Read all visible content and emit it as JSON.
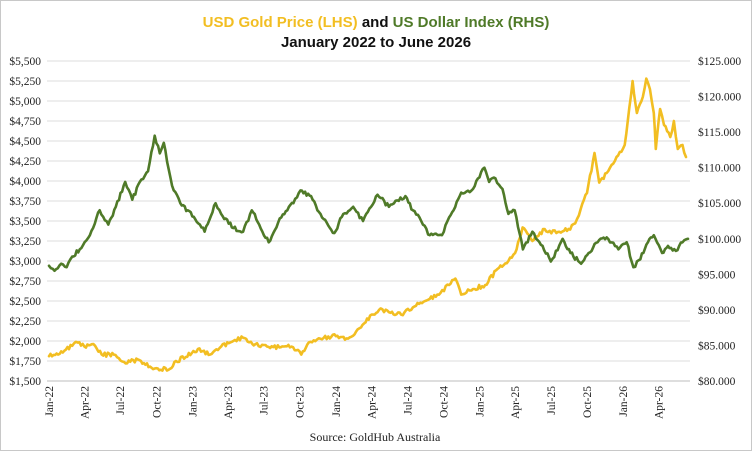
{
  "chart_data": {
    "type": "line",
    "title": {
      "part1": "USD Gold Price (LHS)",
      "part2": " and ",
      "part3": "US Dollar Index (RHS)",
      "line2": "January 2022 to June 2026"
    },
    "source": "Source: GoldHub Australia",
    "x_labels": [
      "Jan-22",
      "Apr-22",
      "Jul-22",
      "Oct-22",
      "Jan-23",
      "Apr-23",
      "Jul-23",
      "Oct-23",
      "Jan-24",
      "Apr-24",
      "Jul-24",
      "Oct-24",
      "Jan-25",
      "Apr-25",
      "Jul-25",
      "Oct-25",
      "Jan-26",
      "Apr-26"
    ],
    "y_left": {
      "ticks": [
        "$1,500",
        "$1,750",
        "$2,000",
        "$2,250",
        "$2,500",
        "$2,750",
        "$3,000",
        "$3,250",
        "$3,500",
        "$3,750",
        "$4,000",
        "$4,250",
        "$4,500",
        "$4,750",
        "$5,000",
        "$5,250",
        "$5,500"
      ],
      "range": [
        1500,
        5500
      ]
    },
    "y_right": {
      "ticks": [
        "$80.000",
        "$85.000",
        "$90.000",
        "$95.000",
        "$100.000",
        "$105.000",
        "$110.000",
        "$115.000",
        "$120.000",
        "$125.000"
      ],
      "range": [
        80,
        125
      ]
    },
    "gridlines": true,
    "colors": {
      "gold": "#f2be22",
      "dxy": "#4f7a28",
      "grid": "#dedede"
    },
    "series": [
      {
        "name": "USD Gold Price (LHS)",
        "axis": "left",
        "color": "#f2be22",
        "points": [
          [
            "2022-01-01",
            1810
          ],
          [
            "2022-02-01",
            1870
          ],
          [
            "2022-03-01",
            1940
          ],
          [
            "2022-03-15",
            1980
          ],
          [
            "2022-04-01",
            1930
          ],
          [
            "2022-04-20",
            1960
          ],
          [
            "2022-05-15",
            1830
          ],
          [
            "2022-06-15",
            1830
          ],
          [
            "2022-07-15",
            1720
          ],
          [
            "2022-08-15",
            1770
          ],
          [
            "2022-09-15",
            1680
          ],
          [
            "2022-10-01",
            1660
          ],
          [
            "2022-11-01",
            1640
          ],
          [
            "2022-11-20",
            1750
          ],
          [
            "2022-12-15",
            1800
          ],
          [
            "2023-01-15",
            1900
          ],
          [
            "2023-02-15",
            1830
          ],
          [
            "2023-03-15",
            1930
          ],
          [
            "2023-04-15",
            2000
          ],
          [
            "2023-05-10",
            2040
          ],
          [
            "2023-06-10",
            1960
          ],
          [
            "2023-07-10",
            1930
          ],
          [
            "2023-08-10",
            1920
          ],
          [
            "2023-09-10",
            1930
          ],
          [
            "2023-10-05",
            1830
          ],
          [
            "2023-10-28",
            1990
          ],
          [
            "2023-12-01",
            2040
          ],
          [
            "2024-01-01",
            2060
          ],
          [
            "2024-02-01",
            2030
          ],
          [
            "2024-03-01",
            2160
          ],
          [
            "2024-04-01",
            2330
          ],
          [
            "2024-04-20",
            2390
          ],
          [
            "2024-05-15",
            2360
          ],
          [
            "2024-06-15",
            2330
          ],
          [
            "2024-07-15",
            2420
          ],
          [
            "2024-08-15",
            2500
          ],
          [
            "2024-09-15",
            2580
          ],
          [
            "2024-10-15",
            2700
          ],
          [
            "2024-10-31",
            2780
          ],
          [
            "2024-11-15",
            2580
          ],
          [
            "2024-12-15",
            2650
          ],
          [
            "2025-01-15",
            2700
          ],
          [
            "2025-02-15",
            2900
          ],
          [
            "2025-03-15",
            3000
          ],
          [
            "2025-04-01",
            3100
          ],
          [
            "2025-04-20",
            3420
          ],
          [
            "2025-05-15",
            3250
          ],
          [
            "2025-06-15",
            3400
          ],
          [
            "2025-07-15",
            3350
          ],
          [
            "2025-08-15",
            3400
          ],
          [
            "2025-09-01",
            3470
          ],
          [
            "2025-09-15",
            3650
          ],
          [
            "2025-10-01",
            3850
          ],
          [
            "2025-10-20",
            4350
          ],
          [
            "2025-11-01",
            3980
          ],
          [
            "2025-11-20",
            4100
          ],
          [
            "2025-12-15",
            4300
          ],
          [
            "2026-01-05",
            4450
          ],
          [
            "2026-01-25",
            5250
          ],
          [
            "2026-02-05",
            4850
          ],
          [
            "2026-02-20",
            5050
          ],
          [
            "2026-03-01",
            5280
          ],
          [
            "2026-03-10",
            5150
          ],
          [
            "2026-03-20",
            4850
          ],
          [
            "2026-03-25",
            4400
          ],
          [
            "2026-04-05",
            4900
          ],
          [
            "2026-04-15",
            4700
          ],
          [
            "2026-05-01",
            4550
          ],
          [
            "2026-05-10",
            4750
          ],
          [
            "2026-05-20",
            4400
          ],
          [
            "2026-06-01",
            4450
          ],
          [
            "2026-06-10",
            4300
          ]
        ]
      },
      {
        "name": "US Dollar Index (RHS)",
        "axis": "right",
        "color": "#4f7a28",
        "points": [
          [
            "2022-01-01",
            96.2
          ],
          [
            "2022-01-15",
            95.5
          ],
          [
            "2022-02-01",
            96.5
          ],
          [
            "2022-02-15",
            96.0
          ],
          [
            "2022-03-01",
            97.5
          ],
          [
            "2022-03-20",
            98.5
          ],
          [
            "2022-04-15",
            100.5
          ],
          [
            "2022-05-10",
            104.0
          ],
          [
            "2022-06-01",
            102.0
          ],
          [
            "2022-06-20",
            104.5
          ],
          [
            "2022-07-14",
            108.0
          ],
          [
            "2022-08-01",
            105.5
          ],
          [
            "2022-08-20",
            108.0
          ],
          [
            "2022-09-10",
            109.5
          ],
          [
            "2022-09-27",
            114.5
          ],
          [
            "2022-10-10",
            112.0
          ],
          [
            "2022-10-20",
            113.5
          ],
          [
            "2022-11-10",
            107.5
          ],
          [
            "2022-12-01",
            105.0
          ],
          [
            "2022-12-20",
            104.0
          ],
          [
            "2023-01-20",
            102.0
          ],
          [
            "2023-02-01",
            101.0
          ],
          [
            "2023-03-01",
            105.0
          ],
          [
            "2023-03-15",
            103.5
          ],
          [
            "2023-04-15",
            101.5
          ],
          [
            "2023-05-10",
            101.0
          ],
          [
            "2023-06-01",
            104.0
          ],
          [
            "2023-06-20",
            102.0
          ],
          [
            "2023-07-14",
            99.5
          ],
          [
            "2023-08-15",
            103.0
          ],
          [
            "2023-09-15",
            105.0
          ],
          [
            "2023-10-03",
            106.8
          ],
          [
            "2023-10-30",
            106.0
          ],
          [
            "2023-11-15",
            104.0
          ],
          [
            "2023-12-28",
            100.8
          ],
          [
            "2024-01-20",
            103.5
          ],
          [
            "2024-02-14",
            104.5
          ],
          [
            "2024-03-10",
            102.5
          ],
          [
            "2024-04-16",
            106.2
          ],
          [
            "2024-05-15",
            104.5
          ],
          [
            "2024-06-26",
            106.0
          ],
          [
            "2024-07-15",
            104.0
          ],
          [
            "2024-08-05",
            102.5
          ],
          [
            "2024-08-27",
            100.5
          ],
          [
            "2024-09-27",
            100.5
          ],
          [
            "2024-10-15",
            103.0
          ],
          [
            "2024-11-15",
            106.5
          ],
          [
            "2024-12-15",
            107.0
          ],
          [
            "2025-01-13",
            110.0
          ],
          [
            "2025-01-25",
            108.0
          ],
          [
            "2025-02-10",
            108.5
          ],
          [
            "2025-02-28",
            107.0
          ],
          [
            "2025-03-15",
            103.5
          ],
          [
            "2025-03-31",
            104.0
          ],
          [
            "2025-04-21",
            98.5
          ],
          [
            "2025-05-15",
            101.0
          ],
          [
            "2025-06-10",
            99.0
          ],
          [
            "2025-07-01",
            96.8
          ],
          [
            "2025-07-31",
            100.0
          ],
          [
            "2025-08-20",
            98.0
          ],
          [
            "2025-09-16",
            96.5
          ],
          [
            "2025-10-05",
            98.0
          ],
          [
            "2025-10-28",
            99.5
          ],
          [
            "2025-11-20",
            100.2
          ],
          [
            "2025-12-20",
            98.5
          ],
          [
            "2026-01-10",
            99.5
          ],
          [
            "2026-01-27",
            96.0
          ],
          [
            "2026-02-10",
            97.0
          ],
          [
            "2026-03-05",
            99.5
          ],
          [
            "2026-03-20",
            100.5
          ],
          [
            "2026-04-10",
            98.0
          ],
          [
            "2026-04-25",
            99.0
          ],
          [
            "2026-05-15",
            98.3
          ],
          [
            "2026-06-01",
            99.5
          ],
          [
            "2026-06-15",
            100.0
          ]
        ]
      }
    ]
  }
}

==

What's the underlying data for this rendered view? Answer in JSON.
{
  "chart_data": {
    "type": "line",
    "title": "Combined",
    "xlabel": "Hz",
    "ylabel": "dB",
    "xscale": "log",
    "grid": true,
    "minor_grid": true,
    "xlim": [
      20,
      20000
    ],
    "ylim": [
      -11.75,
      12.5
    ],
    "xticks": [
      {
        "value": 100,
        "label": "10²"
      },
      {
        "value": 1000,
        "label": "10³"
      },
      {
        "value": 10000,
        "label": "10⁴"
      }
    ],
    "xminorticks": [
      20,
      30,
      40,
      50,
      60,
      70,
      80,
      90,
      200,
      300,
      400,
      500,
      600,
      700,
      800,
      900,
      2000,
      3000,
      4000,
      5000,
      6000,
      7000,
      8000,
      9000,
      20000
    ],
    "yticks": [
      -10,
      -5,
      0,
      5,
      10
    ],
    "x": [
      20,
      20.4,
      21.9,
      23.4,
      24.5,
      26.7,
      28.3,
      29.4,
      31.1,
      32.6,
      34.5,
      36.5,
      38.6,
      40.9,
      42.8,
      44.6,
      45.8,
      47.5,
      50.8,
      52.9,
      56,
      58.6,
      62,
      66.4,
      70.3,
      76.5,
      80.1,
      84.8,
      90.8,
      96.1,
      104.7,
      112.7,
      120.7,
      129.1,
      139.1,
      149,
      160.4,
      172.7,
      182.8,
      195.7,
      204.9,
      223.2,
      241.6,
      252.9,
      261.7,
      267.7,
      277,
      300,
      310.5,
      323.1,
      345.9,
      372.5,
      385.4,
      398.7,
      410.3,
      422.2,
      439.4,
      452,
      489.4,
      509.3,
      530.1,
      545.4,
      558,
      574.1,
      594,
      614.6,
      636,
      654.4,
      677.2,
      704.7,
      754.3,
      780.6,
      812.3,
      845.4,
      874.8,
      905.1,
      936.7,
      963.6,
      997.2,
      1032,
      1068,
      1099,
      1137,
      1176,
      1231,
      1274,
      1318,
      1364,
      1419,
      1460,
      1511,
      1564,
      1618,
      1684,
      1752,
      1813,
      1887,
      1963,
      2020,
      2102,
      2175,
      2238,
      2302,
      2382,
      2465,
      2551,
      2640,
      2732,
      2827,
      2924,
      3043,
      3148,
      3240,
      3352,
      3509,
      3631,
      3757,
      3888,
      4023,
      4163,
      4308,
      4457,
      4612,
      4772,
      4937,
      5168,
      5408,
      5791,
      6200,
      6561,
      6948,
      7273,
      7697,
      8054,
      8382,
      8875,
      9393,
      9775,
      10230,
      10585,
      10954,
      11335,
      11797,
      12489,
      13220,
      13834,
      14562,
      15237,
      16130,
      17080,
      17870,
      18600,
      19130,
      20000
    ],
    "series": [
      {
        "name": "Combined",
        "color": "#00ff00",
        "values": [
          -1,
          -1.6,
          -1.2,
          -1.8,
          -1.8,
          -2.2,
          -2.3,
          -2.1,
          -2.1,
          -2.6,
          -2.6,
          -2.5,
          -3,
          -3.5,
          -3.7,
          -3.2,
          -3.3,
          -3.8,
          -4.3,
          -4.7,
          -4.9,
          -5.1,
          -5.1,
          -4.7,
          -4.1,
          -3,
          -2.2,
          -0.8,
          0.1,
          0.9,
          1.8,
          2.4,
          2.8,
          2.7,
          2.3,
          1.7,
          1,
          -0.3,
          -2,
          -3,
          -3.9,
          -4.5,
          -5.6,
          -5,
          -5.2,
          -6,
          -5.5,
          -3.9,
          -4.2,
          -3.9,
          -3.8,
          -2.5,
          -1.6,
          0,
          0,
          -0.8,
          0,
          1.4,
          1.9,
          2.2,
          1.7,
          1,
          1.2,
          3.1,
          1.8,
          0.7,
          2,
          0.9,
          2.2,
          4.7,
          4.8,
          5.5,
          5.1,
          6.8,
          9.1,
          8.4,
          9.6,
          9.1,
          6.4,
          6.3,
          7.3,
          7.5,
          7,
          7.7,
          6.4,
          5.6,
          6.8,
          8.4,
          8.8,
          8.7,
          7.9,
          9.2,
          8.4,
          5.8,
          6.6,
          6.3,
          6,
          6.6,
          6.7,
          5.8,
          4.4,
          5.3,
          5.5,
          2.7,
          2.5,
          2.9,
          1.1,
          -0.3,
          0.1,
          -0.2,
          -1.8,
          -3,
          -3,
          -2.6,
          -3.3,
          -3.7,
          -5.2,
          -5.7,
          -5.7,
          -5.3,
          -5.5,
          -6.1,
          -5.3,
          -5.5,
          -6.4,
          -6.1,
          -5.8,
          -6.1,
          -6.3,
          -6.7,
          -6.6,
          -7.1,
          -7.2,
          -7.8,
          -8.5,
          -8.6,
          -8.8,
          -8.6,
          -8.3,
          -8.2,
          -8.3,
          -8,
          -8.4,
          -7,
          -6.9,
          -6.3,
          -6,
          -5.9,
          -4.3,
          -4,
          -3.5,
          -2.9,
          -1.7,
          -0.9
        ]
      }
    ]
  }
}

--- WHAT IS BEING ASKED ---
How many lines in the records above hold the word "Index"? Give only the number.

--- ANSWER FOR THE TASK ---
2